Problem details: Using the data below, gather each line that includes the word "sigma".

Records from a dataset
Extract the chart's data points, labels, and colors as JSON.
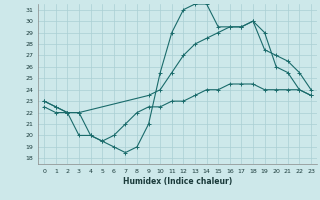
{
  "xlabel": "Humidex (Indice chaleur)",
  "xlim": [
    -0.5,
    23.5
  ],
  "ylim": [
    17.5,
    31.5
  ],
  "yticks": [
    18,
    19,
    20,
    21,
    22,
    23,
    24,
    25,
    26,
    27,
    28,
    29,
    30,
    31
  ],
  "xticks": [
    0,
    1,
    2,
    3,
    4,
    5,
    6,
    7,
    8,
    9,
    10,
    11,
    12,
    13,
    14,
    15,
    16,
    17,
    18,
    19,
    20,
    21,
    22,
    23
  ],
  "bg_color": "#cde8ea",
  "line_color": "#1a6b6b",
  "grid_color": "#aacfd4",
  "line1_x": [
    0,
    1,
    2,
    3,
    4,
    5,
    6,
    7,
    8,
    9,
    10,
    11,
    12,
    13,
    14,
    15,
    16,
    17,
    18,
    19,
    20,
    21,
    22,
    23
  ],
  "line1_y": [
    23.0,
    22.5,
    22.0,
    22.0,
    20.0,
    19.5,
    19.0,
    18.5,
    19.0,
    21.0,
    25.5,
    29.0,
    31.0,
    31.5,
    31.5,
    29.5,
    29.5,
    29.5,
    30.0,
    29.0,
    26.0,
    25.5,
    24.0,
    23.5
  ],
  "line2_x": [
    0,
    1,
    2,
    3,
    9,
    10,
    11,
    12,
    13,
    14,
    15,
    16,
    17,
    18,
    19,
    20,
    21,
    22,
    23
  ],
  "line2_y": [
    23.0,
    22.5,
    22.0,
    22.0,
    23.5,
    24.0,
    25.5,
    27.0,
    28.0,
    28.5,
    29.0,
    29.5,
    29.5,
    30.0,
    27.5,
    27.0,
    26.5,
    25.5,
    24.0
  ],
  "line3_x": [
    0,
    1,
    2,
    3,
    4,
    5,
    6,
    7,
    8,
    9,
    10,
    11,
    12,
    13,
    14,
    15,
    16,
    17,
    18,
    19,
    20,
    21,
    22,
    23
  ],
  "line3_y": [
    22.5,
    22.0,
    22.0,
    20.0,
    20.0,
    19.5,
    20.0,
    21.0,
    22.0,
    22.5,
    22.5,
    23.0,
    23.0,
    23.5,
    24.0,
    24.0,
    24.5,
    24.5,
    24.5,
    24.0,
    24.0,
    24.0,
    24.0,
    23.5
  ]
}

...

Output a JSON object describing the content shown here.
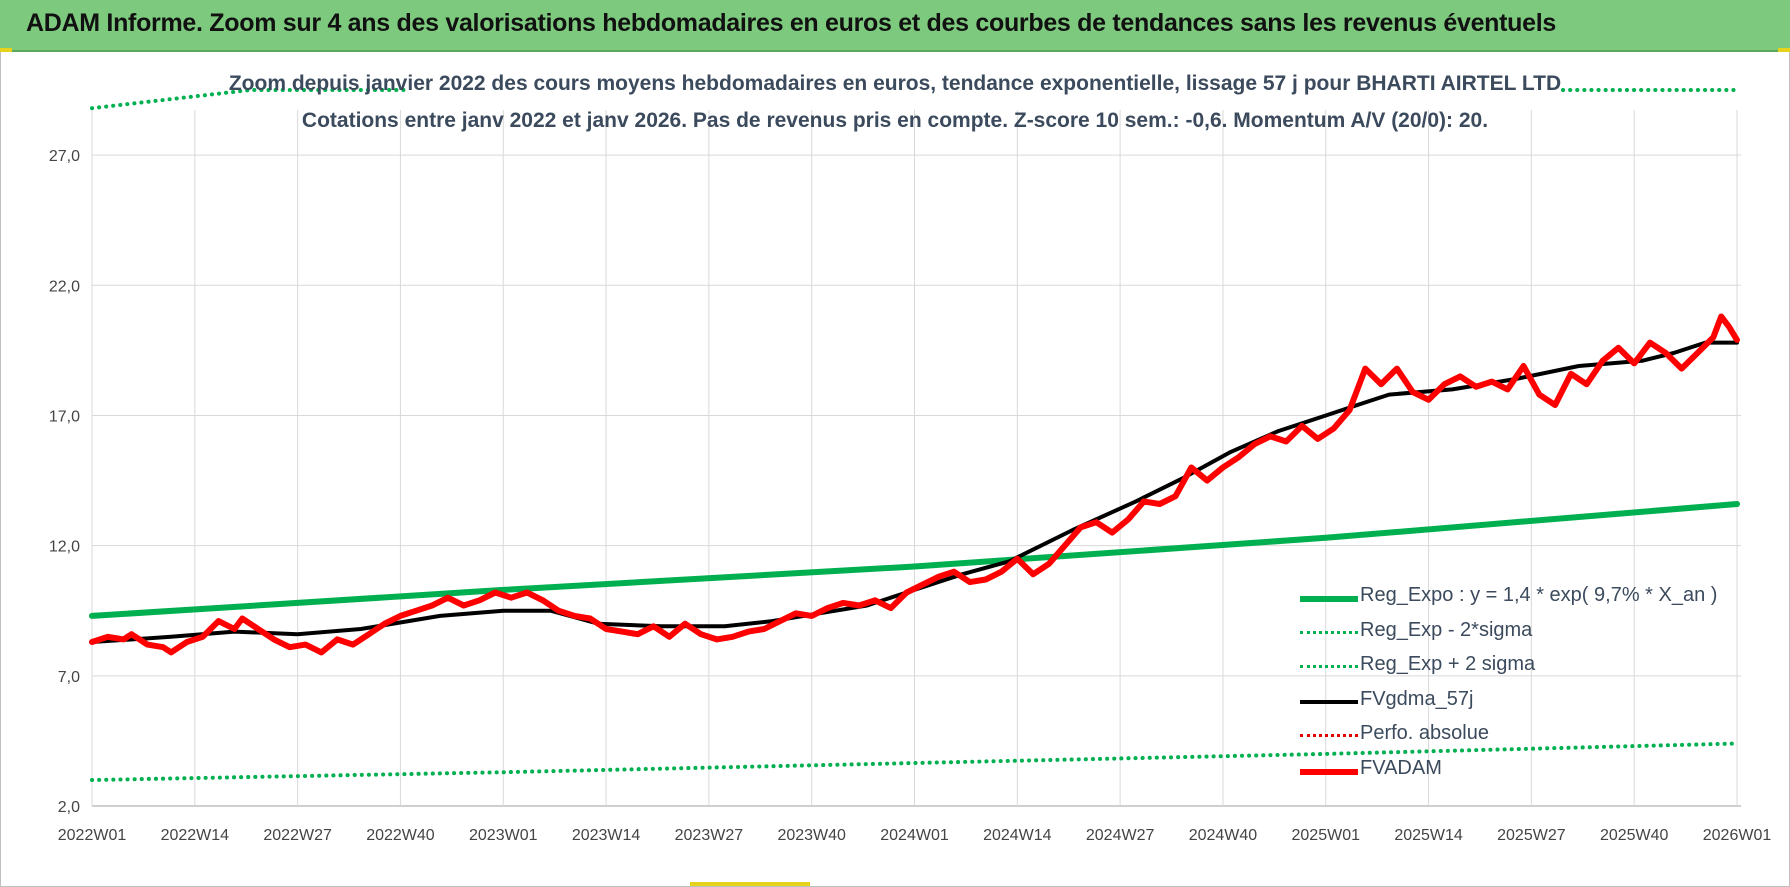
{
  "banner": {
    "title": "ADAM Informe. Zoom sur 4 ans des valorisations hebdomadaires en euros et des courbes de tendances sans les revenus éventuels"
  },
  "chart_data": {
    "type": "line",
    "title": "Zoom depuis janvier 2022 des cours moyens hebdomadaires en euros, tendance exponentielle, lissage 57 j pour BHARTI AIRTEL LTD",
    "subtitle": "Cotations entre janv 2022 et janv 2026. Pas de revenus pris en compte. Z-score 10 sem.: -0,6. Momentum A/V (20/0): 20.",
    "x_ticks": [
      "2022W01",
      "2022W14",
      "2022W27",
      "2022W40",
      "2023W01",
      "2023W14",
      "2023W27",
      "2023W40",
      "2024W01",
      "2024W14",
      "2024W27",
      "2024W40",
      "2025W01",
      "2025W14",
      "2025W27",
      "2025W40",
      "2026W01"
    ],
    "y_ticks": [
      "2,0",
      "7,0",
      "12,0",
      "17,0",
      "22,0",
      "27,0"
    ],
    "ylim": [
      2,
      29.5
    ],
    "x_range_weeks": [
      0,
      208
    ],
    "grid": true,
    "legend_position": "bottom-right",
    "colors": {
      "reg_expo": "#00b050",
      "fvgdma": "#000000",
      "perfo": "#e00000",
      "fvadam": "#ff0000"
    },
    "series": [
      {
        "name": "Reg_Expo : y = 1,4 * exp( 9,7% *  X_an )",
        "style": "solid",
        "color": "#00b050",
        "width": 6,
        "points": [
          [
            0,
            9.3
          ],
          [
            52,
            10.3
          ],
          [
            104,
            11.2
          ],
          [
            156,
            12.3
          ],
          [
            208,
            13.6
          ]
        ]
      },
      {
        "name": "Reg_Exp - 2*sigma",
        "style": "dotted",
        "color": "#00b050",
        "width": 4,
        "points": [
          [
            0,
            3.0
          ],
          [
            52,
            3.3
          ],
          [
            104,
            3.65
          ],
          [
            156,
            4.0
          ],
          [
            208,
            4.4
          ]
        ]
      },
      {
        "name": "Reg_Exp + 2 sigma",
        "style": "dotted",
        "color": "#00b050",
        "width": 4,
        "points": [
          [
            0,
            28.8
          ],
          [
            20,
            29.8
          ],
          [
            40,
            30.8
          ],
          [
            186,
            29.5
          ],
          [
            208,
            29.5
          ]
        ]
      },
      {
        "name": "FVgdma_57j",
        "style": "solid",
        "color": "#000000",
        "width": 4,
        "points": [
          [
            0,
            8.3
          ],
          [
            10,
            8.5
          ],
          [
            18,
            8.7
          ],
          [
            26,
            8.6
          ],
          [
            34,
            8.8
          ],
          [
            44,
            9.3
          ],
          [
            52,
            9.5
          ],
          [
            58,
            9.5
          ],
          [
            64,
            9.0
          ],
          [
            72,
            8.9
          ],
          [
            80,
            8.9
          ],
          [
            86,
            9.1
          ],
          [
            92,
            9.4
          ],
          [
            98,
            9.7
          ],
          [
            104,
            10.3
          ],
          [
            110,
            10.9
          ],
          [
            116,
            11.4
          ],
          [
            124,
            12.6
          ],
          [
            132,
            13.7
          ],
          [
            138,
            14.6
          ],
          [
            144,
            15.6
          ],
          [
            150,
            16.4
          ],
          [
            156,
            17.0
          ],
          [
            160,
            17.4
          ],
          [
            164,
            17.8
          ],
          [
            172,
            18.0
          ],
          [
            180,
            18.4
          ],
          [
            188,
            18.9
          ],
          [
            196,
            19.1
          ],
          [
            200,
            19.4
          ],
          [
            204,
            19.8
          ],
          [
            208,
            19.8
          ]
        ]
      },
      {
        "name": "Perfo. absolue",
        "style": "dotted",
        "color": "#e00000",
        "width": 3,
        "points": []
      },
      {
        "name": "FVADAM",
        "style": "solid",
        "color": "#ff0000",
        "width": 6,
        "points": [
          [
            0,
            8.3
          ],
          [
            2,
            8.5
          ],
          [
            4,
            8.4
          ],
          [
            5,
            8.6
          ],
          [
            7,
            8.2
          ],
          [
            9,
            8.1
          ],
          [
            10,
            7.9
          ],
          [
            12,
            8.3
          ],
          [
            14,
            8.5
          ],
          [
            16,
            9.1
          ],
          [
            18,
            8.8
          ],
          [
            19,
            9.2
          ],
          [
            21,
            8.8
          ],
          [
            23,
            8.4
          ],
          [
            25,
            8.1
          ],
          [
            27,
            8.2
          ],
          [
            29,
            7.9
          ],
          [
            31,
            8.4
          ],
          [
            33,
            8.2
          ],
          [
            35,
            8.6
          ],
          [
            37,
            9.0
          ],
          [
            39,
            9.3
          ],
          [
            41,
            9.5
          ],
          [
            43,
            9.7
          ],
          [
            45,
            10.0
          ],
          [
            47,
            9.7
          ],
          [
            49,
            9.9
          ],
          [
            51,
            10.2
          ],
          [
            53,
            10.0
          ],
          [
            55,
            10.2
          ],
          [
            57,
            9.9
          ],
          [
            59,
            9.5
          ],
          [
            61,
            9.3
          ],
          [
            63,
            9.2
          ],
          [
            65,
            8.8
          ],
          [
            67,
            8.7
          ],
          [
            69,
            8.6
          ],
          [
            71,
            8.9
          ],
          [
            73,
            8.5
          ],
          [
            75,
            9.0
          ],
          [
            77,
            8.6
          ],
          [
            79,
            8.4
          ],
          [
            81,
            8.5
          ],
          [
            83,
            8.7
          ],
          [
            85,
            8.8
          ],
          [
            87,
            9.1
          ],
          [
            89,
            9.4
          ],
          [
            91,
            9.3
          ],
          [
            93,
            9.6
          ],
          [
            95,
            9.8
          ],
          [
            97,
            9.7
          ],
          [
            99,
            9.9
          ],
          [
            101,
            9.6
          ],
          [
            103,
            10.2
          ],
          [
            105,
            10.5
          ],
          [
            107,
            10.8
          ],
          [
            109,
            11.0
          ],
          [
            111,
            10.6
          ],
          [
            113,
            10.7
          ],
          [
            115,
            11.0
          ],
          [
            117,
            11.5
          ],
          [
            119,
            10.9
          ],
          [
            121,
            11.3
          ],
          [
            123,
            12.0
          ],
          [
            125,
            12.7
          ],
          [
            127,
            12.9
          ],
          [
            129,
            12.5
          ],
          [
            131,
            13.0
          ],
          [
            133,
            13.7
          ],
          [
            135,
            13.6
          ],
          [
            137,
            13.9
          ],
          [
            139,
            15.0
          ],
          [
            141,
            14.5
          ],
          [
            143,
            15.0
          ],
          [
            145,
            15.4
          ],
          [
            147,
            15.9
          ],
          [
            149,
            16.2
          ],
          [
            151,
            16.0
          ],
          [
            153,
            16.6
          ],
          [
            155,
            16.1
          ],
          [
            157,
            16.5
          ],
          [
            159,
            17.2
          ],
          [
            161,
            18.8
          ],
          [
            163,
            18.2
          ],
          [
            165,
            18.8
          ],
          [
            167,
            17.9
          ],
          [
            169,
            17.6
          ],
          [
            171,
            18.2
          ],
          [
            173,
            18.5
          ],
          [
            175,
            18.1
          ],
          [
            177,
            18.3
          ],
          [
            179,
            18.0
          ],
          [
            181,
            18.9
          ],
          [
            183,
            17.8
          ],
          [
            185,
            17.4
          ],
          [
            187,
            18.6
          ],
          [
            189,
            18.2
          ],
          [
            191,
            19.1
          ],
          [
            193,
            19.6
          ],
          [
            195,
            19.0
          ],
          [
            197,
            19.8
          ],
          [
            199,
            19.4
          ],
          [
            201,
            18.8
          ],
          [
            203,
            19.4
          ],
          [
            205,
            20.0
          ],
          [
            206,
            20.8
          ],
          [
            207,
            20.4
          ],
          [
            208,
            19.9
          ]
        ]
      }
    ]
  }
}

---

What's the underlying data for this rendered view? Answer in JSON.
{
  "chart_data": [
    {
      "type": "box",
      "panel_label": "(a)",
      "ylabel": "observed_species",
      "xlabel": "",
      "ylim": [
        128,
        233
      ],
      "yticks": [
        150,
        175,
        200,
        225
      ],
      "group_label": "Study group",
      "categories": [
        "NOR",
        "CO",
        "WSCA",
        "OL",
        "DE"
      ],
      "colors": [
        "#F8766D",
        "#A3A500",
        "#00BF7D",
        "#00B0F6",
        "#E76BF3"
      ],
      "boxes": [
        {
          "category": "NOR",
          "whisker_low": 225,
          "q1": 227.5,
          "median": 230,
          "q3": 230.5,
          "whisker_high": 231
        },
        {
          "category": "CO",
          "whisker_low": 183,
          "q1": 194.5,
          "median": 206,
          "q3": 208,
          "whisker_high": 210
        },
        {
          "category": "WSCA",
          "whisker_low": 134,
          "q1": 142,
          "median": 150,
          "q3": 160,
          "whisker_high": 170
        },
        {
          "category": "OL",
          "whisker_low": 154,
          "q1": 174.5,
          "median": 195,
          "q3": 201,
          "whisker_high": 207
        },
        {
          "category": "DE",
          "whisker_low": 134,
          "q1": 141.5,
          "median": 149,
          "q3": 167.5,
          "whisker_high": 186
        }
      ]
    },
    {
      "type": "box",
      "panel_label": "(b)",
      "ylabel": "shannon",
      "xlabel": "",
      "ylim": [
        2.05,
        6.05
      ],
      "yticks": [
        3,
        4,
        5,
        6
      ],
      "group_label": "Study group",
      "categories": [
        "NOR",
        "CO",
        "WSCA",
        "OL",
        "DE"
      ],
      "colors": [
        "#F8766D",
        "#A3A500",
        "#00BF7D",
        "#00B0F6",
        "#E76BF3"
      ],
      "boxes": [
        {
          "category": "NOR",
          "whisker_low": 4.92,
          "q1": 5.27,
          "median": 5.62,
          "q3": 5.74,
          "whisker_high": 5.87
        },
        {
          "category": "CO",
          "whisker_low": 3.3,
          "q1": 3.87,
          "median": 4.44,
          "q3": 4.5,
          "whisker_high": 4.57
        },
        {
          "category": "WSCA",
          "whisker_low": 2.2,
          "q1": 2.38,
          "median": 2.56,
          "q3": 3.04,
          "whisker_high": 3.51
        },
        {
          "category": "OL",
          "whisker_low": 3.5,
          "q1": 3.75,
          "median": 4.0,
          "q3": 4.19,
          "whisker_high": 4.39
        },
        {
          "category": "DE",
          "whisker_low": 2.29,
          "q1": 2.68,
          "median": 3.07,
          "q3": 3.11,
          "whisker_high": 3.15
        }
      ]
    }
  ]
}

Solved problem:
        "name": "Reg_Exp - 2*sigma",
        "name": "Reg_Exp + 2 sigma",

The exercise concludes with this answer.